**Task description**
Tally the lines holding the word "Babyeinheit" and state the count by itself.

**Data listing**
┌────────

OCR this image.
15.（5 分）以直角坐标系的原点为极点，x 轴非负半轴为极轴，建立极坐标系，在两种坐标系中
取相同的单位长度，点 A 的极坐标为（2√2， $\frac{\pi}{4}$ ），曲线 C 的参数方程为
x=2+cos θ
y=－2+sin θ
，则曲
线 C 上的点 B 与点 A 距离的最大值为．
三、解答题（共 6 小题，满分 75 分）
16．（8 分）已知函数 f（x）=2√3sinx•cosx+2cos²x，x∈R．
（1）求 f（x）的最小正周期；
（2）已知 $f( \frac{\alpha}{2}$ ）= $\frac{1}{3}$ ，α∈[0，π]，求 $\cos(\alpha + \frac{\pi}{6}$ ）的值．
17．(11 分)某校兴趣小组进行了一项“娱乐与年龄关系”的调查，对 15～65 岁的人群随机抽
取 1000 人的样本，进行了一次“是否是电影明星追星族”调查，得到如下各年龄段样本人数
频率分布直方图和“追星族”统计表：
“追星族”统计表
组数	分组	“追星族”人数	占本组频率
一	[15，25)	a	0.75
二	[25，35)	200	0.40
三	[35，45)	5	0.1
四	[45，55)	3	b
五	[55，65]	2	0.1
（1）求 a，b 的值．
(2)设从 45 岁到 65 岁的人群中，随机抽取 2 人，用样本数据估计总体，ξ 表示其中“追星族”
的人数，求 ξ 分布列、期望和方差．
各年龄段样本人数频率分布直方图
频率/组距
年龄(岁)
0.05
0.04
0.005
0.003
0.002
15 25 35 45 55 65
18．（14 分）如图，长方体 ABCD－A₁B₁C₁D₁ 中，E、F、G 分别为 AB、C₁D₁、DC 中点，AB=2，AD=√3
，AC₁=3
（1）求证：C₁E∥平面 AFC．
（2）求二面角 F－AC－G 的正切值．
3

└────────
┌────────

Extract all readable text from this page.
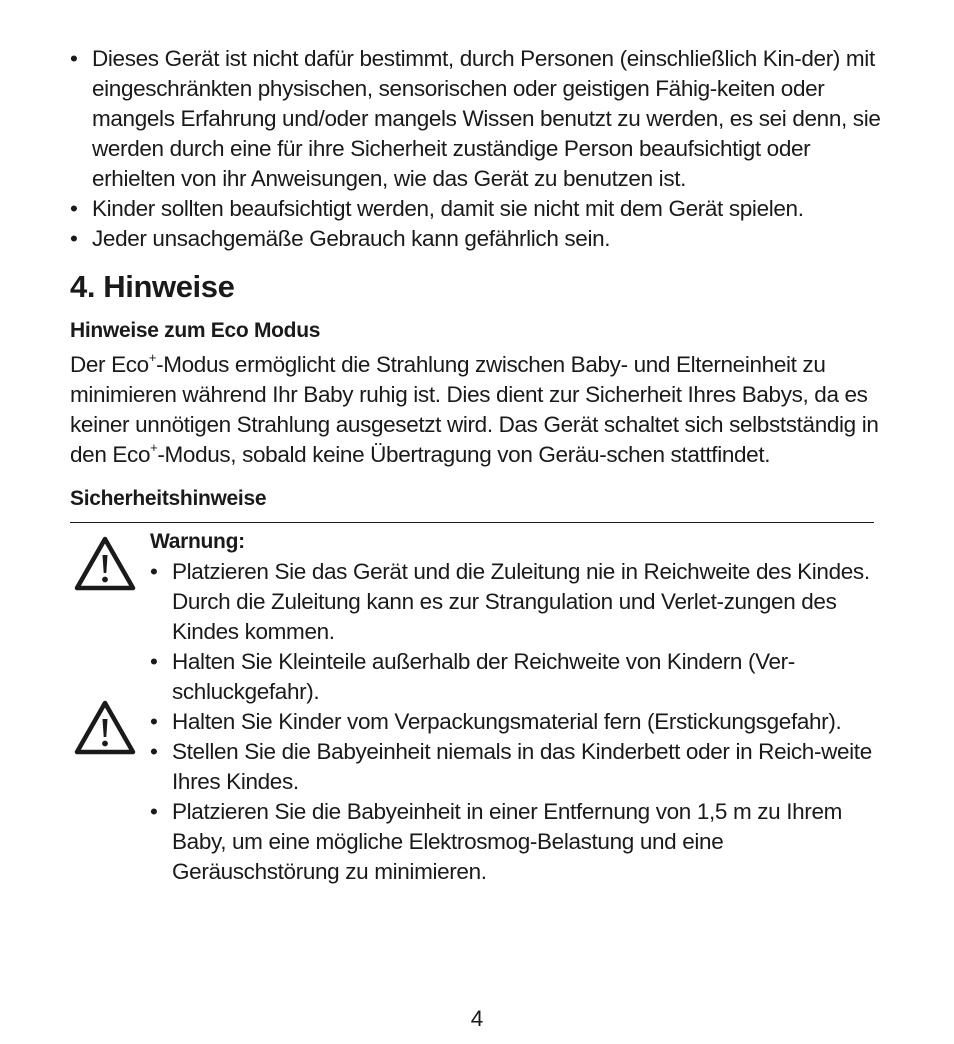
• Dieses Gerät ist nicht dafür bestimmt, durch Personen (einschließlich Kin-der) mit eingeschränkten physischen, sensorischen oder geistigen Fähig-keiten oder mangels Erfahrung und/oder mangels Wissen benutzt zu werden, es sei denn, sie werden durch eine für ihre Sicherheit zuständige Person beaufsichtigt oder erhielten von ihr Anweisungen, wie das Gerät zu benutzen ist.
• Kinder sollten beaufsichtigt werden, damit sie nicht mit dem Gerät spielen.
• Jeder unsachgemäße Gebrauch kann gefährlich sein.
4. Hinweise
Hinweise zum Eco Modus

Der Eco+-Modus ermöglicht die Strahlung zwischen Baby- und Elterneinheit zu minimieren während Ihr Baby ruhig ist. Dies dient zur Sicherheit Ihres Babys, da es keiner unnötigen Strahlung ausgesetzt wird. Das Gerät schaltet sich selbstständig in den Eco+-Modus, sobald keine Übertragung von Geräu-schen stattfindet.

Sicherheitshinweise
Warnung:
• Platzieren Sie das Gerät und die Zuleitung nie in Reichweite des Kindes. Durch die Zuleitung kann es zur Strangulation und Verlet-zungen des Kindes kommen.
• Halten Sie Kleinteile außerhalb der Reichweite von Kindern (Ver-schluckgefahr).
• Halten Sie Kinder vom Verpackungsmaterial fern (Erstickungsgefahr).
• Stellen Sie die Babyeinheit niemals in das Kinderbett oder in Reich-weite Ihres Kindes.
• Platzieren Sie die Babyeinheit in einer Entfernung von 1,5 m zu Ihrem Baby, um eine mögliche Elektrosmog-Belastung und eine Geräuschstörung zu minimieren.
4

└────────

**Solution for this task**
2